-- Requirement --
Write out the records that appear below, verbatim and complete, but without pictures.
— START —
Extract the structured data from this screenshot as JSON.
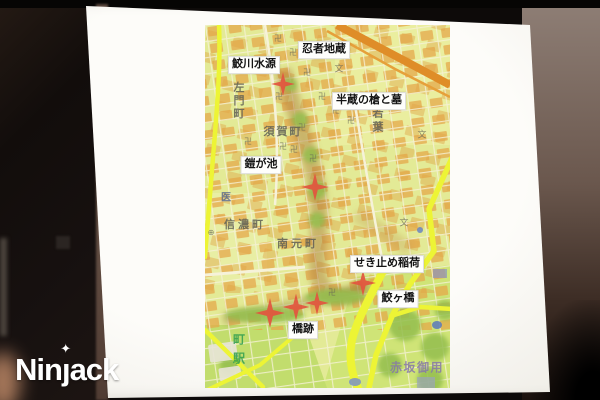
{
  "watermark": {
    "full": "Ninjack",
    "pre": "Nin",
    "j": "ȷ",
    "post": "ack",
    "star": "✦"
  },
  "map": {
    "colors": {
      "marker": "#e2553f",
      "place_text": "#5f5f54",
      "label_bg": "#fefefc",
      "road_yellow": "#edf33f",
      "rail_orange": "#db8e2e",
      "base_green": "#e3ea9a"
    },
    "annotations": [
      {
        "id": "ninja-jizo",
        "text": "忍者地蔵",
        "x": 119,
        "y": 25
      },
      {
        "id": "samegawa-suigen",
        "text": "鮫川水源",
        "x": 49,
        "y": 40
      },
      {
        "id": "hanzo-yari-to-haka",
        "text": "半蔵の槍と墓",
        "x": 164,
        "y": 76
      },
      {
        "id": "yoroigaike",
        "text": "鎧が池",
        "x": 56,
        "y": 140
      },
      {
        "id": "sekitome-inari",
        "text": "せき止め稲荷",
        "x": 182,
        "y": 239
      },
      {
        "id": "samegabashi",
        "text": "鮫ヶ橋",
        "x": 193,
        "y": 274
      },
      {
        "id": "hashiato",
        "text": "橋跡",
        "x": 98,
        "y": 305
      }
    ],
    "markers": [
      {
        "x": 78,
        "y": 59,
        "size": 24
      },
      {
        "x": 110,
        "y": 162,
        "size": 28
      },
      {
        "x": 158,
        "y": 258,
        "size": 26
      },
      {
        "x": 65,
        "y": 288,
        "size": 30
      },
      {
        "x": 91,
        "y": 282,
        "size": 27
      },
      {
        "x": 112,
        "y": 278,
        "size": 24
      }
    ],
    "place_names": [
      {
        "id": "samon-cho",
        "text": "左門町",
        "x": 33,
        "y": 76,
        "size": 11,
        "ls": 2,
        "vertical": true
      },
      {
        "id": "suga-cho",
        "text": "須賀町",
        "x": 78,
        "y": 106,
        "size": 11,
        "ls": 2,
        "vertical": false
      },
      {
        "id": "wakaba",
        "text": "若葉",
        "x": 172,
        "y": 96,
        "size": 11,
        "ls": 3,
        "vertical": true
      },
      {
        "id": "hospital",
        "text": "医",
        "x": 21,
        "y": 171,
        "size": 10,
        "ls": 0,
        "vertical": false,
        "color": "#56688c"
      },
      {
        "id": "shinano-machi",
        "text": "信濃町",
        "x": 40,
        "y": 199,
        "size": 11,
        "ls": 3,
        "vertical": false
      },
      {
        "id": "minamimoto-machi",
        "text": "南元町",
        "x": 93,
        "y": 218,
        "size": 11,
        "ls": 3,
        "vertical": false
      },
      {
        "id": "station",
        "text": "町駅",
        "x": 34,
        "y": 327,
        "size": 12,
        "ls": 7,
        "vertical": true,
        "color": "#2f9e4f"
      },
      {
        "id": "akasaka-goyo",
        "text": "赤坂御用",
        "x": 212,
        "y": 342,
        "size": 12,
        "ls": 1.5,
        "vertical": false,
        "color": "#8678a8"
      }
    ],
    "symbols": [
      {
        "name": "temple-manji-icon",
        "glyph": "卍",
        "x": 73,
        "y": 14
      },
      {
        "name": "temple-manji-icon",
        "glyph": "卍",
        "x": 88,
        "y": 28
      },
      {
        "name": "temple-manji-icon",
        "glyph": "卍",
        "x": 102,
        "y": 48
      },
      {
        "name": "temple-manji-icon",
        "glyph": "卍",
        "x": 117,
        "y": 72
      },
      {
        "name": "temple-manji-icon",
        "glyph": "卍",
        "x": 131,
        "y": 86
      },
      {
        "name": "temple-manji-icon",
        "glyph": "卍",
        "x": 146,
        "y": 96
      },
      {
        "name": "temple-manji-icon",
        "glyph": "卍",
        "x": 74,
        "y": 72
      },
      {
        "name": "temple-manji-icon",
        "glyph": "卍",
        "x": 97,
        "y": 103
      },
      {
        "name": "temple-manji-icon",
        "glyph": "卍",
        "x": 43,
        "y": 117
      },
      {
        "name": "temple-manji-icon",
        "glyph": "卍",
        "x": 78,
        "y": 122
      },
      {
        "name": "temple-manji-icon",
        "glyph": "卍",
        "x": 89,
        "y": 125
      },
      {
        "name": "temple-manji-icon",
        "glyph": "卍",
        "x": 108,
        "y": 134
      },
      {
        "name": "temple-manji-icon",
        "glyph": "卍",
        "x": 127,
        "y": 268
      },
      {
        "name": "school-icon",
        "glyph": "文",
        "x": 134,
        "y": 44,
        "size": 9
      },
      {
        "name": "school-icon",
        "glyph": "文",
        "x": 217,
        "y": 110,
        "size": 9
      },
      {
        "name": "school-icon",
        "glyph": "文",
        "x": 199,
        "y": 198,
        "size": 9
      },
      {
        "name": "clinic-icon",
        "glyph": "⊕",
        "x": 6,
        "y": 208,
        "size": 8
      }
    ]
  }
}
— END —
-- Result of the task --
Extract the structured data from this screenshot as JSON.
{
  "watermark": {
    "full": "Ninjack",
    "pre": "Nin",
    "j": "ȷ",
    "post": "ack",
    "star": "✦"
  },
  "map": {
    "colors": {
      "marker": "#e2553f",
      "place_text": "#5f5f54",
      "label_bg": "#fefefc",
      "road_yellow": "#edf33f",
      "rail_orange": "#db8e2e",
      "base_green": "#e3ea9a"
    },
    "annotations": [
      {
        "id": "ninja-jizo",
        "text": "忍者地蔵",
        "x": 119,
        "y": 25
      },
      {
        "id": "samegawa-suigen",
        "text": "鮫川水源",
        "x": 49,
        "y": 40
      },
      {
        "id": "hanzo-yari-to-haka",
        "text": "半蔵の槍と墓",
        "x": 164,
        "y": 76
      },
      {
        "id": "yoroigaike",
        "text": "鎧が池",
        "x": 56,
        "y": 140
      },
      {
        "id": "sekitome-inari",
        "text": "せき止め稲荷",
        "x": 182,
        "y": 239
      },
      {
        "id": "samegabashi",
        "text": "鮫ヶ橋",
        "x": 193,
        "y": 274
      },
      {
        "id": "hashiato",
        "text": "橋跡",
        "x": 98,
        "y": 305
      }
    ],
    "markers": [
      {
        "x": 78,
        "y": 59,
        "size": 24
      },
      {
        "x": 110,
        "y": 162,
        "size": 28
      },
      {
        "x": 158,
        "y": 258,
        "size": 26
      },
      {
        "x": 65,
        "y": 288,
        "size": 30
      },
      {
        "x": 91,
        "y": 282,
        "size": 27
      },
      {
        "x": 112,
        "y": 278,
        "size": 24
      }
    ],
    "place_names": [
      {
        "id": "samon-cho",
        "text": "左門町",
        "x": 33,
        "y": 76,
        "size": 11,
        "ls": 2,
        "vertical": true
      },
      {
        "id": "suga-cho",
        "text": "須賀町",
        "x": 78,
        "y": 106,
        "size": 11,
        "ls": 2,
        "vertical": false
      },
      {
        "id": "wakaba",
        "text": "若葉",
        "x": 172,
        "y": 96,
        "size": 11,
        "ls": 3,
        "vertical": true
      },
      {
        "id": "hospital",
        "text": "医",
        "x": 21,
        "y": 171,
        "size": 10,
        "ls": 0,
        "vertical": false,
        "color": "#56688c"
      },
      {
        "id": "shinano-machi",
        "text": "信濃町",
        "x": 40,
        "y": 199,
        "size": 11,
        "ls": 3,
        "vertical": false
      },
      {
        "id": "minamimoto-machi",
        "text": "南元町",
        "x": 93,
        "y": 218,
        "size": 11,
        "ls": 3,
        "vertical": false
      },
      {
        "id": "station",
        "text": "町駅",
        "x": 34,
        "y": 327,
        "size": 12,
        "ls": 7,
        "vertical": true,
        "color": "#2f9e4f"
      },
      {
        "id": "akasaka-goyo",
        "text": "赤坂御用",
        "x": 212,
        "y": 342,
        "size": 12,
        "ls": 1.5,
        "vertical": false,
        "color": "#8678a8"
      }
    ],
    "symbols": [
      {
        "name": "temple-manji-icon",
        "glyph": "卍",
        "x": 73,
        "y": 14
      },
      {
        "name": "temple-manji-icon",
        "glyph": "卍",
        "x": 88,
        "y": 28
      },
      {
        "name": "temple-manji-icon",
        "glyph": "卍",
        "x": 102,
        "y": 48
      },
      {
        "name": "temple-manji-icon",
        "glyph": "卍",
        "x": 117,
        "y": 72
      },
      {
        "name": "temple-manji-icon",
        "glyph": "卍",
        "x": 131,
        "y": 86
      },
      {
        "name": "temple-manji-icon",
        "glyph": "卍",
        "x": 146,
        "y": 96
      },
      {
        "name": "temple-manji-icon",
        "glyph": "卍",
        "x": 74,
        "y": 72
      },
      {
        "name": "temple-manji-icon",
        "glyph": "卍",
        "x": 97,
        "y": 103
      },
      {
        "name": "temple-manji-icon",
        "glyph": "卍",
        "x": 43,
        "y": 117
      },
      {
        "name": "temple-manji-icon",
        "glyph": "卍",
        "x": 78,
        "y": 122
      },
      {
        "name": "temple-manji-icon",
        "glyph": "卍",
        "x": 89,
        "y": 125
      },
      {
        "name": "temple-manji-icon",
        "glyph": "卍",
        "x": 108,
        "y": 134
      },
      {
        "name": "temple-manji-icon",
        "glyph": "卍",
        "x": 127,
        "y": 268
      },
      {
        "name": "school-icon",
        "glyph": "文",
        "x": 134,
        "y": 44,
        "size": 9
      },
      {
        "name": "school-icon",
        "glyph": "文",
        "x": 217,
        "y": 110,
        "size": 9
      },
      {
        "name": "school-icon",
        "glyph": "文",
        "x": 199,
        "y": 198,
        "size": 9
      },
      {
        "name": "clinic-icon",
        "glyph": "⊕",
        "x": 6,
        "y": 208,
        "size": 8
      }
    ]
  }
}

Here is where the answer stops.